**WHAT THE TASK ASKS**
Give the listing again exactly, omitting its images.

#### SUPPLIED ENTRIES

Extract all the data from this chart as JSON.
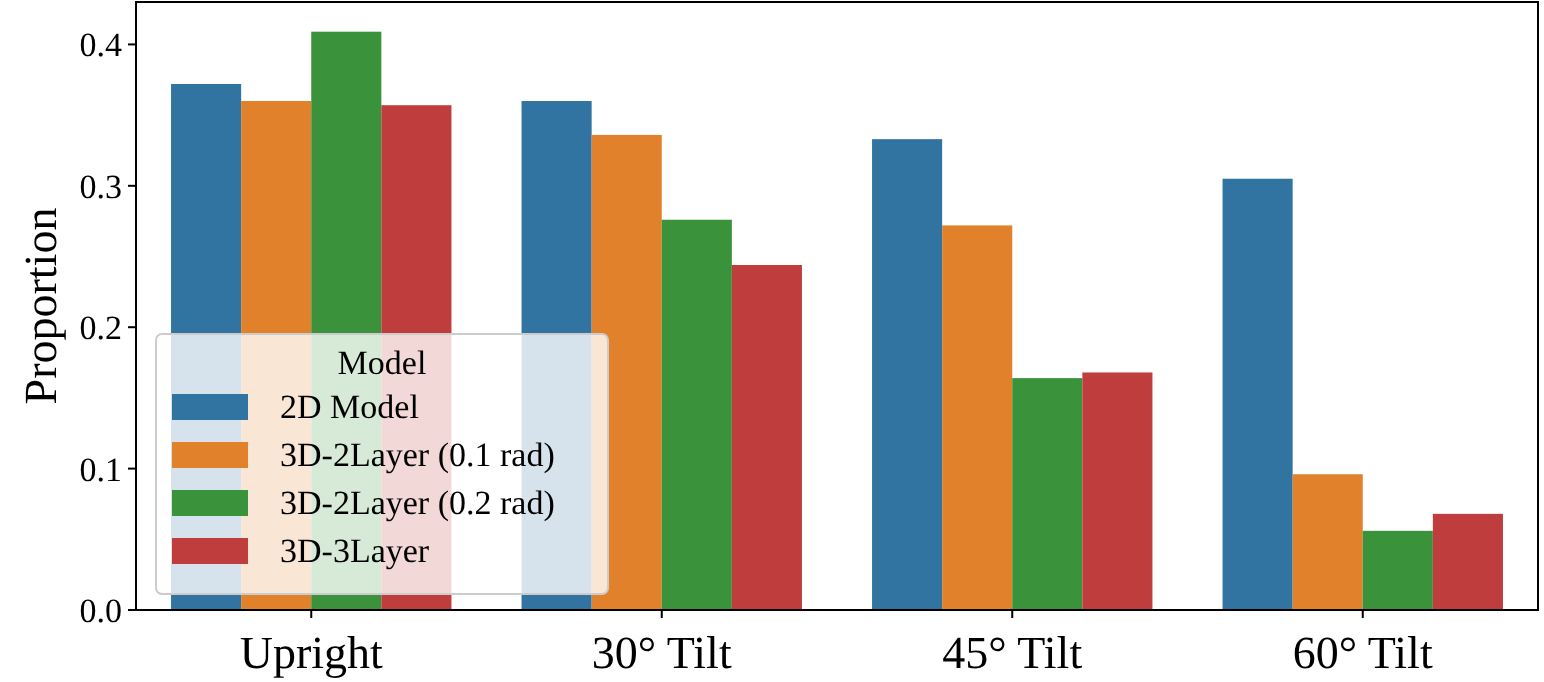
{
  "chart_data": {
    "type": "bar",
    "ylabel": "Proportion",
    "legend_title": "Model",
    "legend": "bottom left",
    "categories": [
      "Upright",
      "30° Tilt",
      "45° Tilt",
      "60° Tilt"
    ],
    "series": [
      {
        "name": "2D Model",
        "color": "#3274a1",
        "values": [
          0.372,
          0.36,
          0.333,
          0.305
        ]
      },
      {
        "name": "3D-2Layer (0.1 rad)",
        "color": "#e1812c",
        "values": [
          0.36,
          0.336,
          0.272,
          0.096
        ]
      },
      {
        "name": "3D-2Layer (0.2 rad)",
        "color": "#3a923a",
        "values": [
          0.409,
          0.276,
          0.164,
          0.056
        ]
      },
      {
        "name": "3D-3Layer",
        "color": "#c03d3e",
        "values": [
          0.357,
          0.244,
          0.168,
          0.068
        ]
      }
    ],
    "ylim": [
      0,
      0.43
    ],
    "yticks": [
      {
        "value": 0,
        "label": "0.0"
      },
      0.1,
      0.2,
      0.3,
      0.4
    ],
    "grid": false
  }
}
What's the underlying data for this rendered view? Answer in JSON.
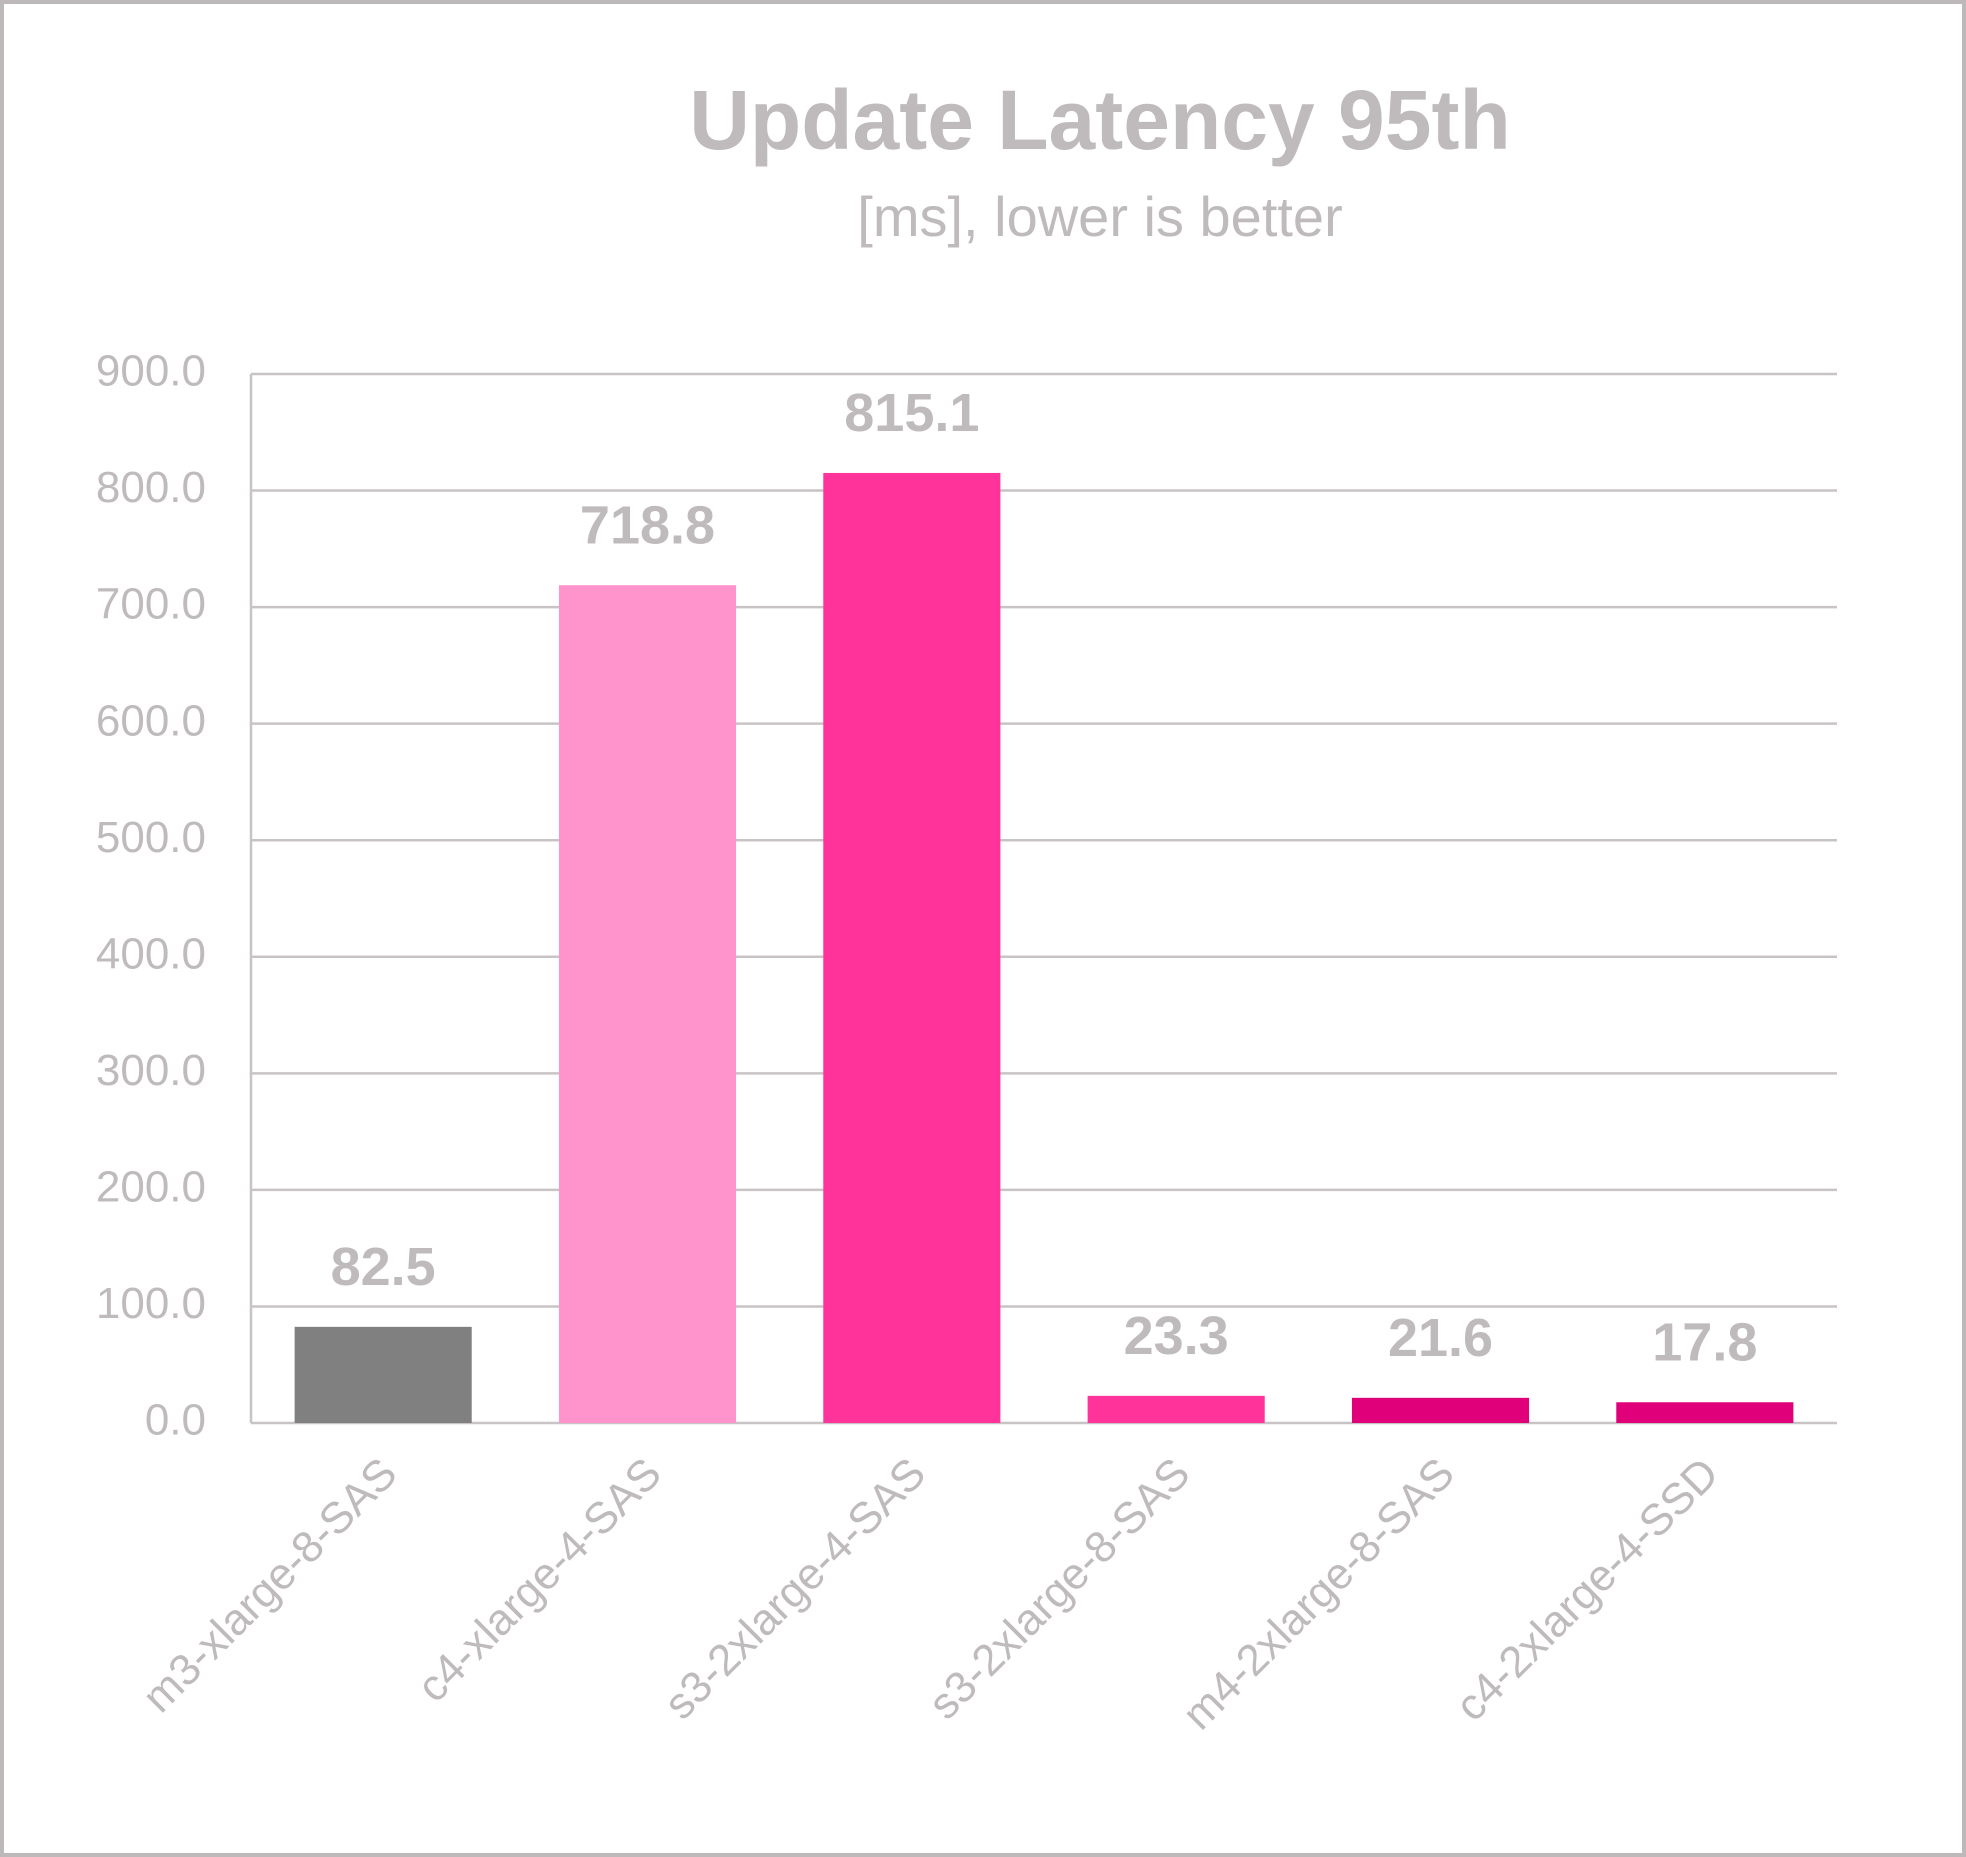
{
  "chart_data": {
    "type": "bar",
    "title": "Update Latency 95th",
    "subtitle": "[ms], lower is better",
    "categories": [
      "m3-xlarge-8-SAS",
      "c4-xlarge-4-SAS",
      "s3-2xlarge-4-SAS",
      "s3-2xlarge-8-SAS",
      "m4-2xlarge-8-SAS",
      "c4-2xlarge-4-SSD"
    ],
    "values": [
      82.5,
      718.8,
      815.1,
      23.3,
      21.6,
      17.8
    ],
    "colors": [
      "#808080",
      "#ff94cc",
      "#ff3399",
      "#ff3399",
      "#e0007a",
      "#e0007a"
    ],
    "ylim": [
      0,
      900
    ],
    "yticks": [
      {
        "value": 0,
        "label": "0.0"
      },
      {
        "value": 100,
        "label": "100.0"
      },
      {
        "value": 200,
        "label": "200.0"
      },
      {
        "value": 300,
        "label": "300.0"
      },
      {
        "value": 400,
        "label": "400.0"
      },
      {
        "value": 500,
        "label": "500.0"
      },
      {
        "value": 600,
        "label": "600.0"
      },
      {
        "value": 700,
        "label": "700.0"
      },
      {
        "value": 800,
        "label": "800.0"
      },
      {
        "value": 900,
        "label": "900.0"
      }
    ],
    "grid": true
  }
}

########

**TASK RESPONSE**
Extract all the data from this chart as JSON.
{
  "chart_data": {
    "type": "bar",
    "ylabel": "Proportion",
    "legend_title": "Model",
    "legend": "bottom left",
    "categories": [
      "Upright",
      "30° Tilt",
      "45° Tilt",
      "60° Tilt"
    ],
    "series": [
      {
        "name": "2D Model",
        "color": "#3274a1",
        "values": [
          0.372,
          0.36,
          0.333,
          0.305
        ]
      },
      {
        "name": "3D-2Layer (0.1 rad)",
        "color": "#e1812c",
        "values": [
          0.36,
          0.336,
          0.272,
          0.096
        ]
      },
      {
        "name": "3D-2Layer (0.2 rad)",
        "color": "#3a923a",
        "values": [
          0.409,
          0.276,
          0.164,
          0.056
        ]
      },
      {
        "name": "3D-3Layer",
        "color": "#c03d3e",
        "values": [
          0.357,
          0.244,
          0.168,
          0.068
        ]
      }
    ],
    "ylim": [
      0,
      0.43
    ],
    "yticks": [
      {
        "value": 0,
        "label": "0.0"
      },
      0.1,
      0.2,
      0.3,
      0.4
    ],
    "grid": false
  }
}
What's the underlying data for this rendered view? Answer in JSON.
{
  "chart_data": {
    "type": "bar",
    "title": "Update Latency 95th",
    "subtitle": "[ms], lower is better",
    "categories": [
      "m3-xlarge-8-SAS",
      "c4-xlarge-4-SAS",
      "s3-2xlarge-4-SAS",
      "s3-2xlarge-8-SAS",
      "m4-2xlarge-8-SAS",
      "c4-2xlarge-4-SSD"
    ],
    "values": [
      82.5,
      718.8,
      815.1,
      23.3,
      21.6,
      17.8
    ],
    "colors": [
      "#808080",
      "#ff94cc",
      "#ff3399",
      "#ff3399",
      "#e0007a",
      "#e0007a"
    ],
    "ylim": [
      0,
      900
    ],
    "yticks": [
      {
        "value": 0,
        "label": "0.0"
      },
      {
        "value": 100,
        "label": "100.0"
      },
      {
        "value": 200,
        "label": "200.0"
      },
      {
        "value": 300,
        "label": "300.0"
      },
      {
        "value": 400,
        "label": "400.0"
      },
      {
        "value": 500,
        "label": "500.0"
      },
      {
        "value": 600,
        "label": "600.0"
      },
      {
        "value": 700,
        "label": "700.0"
      },
      {
        "value": 800,
        "label": "800.0"
      },
      {
        "value": 900,
        "label": "900.0"
      }
    ],
    "grid": true
  }
}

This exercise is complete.